Stated goal
Can you convert the data, from its first line through the line containing "data-point (112, 206, 121, 215)", into a JSON list of strings, one string per line, with blank lines left out?

Data rows
******************************

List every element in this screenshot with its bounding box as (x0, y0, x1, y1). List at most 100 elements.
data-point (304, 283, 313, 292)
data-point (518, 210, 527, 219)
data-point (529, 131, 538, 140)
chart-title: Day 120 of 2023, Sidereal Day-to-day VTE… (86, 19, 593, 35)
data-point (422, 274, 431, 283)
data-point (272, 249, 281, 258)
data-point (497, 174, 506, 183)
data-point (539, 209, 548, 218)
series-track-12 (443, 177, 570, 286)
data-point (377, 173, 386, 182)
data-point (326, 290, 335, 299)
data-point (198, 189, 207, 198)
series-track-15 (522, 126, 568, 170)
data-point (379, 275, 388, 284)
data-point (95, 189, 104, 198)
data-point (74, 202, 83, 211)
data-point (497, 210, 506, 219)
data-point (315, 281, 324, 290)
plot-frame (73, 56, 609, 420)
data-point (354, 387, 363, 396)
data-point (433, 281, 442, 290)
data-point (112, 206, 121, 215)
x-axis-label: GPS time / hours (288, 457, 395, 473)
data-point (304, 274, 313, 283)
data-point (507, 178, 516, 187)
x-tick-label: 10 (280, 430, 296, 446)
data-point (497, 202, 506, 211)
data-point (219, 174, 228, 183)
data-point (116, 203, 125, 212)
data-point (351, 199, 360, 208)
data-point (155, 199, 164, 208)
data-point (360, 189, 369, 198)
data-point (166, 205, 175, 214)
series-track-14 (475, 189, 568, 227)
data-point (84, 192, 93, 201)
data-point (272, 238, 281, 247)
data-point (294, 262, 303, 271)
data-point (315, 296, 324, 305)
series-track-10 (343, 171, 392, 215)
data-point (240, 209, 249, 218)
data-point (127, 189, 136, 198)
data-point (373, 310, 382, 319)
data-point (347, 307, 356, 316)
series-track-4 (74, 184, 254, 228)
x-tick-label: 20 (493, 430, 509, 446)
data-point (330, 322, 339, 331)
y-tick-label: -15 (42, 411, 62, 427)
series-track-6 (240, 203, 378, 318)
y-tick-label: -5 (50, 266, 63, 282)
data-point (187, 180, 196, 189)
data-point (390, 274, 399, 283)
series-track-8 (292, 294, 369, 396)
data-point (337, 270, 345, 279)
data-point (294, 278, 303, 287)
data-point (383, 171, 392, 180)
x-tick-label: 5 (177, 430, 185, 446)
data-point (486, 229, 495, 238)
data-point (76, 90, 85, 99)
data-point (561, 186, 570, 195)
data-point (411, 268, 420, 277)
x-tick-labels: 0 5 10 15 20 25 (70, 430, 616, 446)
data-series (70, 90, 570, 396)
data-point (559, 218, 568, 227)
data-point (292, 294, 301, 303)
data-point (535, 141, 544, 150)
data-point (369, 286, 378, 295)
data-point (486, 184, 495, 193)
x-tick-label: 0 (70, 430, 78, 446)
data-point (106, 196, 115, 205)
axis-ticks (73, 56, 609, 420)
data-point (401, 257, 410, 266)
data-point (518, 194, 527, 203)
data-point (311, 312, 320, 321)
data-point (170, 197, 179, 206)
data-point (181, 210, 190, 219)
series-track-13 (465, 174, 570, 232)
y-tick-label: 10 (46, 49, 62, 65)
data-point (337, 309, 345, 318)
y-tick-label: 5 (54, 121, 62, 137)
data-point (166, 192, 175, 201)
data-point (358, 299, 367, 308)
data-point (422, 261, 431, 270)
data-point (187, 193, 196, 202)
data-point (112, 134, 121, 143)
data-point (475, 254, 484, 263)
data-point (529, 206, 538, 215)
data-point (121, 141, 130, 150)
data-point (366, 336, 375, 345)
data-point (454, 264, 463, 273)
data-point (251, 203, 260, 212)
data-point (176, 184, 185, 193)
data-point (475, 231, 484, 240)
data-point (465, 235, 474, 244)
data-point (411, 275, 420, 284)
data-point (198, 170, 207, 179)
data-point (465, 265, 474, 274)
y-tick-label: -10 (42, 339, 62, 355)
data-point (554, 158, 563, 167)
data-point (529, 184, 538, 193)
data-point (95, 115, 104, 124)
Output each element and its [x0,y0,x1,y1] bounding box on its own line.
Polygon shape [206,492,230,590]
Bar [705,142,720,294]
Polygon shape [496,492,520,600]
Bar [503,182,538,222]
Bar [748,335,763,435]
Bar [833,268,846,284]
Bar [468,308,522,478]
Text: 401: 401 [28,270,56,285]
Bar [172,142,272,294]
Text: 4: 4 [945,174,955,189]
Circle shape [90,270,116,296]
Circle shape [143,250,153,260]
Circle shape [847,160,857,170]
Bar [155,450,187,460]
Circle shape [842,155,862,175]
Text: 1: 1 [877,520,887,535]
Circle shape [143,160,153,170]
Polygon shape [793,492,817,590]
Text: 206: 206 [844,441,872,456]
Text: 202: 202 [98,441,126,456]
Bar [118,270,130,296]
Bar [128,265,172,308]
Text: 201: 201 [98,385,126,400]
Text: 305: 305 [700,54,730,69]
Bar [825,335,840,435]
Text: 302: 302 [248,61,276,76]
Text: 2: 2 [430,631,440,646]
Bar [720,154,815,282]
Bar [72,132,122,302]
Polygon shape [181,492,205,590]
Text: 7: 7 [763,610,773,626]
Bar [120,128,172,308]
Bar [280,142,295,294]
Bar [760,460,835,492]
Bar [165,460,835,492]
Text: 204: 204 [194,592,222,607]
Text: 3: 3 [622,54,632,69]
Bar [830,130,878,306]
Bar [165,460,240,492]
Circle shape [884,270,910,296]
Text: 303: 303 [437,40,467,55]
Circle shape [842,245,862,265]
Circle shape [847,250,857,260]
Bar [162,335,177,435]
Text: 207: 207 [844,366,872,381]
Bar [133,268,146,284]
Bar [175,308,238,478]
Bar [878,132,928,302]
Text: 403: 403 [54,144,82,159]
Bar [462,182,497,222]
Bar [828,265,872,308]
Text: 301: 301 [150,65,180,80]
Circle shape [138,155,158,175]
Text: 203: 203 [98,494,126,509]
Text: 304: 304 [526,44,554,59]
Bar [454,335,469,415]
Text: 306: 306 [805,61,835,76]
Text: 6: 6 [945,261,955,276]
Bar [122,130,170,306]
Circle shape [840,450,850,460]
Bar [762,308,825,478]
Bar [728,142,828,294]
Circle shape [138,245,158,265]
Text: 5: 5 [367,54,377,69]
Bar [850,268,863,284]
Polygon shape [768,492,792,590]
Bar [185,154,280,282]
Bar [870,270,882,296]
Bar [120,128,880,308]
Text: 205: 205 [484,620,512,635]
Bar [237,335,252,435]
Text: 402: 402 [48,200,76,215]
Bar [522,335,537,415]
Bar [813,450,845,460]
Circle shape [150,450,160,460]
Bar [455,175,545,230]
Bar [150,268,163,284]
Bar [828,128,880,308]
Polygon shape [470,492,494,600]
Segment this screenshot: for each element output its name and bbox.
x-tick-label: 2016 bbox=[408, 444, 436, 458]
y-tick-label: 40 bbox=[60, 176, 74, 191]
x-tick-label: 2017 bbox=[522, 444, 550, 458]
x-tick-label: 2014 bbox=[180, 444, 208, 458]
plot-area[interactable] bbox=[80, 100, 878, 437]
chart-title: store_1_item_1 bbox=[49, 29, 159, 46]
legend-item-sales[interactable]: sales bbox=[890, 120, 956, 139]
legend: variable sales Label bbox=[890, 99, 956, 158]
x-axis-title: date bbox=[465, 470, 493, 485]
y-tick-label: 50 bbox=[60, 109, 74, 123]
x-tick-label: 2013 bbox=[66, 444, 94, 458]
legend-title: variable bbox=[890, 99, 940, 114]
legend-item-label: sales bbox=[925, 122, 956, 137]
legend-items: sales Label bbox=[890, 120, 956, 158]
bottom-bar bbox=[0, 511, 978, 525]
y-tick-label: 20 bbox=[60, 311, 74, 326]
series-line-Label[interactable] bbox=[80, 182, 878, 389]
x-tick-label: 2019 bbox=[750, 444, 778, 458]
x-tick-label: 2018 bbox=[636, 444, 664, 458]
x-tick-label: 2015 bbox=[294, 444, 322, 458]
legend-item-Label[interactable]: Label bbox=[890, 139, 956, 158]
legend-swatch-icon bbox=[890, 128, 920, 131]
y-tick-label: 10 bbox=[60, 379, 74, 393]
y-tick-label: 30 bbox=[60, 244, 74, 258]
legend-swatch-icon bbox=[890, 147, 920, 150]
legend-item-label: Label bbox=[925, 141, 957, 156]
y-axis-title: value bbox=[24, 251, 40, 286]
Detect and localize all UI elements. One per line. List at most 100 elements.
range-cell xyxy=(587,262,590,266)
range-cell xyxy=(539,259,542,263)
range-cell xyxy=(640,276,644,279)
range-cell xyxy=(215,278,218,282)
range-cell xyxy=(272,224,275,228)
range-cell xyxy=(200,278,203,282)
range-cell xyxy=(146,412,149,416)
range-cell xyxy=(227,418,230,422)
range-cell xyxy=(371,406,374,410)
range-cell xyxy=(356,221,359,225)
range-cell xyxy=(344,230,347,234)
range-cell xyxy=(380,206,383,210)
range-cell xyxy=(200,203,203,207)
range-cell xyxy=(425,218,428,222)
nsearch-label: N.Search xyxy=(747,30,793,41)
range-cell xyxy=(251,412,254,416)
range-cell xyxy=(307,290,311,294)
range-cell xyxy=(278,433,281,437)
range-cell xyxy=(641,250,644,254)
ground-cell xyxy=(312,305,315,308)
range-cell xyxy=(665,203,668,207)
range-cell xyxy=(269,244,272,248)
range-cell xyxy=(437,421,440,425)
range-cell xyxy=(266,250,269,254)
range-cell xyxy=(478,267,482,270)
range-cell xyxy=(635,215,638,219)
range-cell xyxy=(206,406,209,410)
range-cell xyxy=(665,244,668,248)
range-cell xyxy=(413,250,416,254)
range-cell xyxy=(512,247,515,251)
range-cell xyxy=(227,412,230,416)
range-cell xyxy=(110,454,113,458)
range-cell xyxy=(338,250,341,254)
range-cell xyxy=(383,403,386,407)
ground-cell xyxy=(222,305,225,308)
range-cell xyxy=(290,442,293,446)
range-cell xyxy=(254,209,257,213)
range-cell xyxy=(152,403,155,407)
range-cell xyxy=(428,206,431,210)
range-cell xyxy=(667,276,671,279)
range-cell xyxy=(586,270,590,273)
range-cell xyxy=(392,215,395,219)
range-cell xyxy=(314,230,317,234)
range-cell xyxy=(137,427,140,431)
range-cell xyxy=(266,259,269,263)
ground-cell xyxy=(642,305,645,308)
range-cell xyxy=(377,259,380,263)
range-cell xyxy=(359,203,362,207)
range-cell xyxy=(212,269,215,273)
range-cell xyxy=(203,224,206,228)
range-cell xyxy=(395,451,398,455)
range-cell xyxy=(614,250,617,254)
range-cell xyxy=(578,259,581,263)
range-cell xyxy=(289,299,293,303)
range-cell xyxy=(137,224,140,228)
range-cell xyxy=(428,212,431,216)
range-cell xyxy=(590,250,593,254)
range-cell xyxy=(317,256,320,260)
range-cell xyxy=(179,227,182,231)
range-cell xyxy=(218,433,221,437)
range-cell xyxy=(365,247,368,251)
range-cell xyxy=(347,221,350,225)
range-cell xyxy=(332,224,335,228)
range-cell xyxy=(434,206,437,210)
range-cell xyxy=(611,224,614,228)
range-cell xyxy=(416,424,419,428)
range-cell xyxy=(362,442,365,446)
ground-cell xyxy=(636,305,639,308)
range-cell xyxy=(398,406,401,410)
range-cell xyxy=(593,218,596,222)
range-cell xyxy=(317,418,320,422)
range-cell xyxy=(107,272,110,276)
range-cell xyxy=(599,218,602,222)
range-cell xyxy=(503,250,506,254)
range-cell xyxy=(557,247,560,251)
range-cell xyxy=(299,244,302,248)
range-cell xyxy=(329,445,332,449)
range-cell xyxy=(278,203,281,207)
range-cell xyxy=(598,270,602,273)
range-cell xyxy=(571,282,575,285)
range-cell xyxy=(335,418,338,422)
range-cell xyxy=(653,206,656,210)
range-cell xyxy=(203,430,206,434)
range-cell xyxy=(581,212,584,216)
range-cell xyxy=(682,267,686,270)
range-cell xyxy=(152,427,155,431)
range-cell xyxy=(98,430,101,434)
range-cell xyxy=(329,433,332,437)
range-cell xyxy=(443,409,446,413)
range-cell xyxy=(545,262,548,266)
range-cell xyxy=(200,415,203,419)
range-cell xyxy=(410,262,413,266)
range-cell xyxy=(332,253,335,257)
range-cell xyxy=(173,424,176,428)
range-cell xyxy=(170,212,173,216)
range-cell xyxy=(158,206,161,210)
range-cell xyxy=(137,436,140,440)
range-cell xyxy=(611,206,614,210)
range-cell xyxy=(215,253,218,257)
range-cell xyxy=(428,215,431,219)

******************************

Reply
[
  "List every element in this screenshot with its bounding box as (x0, y0, x1, y1). List at most 100 elements.",
  "data-point (304, 283, 313, 292)",
  "data-point (518, 210, 527, 219)",
  "data-point (529, 131, 538, 140)",
  "chart-title: Day 120 of 2023, Sidereal Day-to-day VTE… (86, 19, 593, 35)",
  "data-point (422, 274, 431, 283)",
  "data-point (272, 249, 281, 258)",
  "data-point (497, 174, 506, 183)",
  "data-point (539, 209, 548, 218)",
  "series-track-12 (443, 177, 570, 286)",
  "data-point (377, 173, 386, 182)",
  "data-point (326, 290, 335, 299)",
  "data-point (198, 189, 207, 198)",
  "series-track-15 (522, 126, 568, 170)",
  "data-point (379, 275, 388, 284)",
  "data-point (95, 189, 104, 198)",
  "data-point (74, 202, 83, 211)",
  "data-point (497, 210, 506, 219)",
  "data-point (315, 281, 324, 290)",
  "plot-frame (73, 56, 609, 420)",
  "data-point (354, 387, 363, 396)",
  "data-point (433, 281, 442, 290)",
  "data-point (112, 206, 121, 215)"
]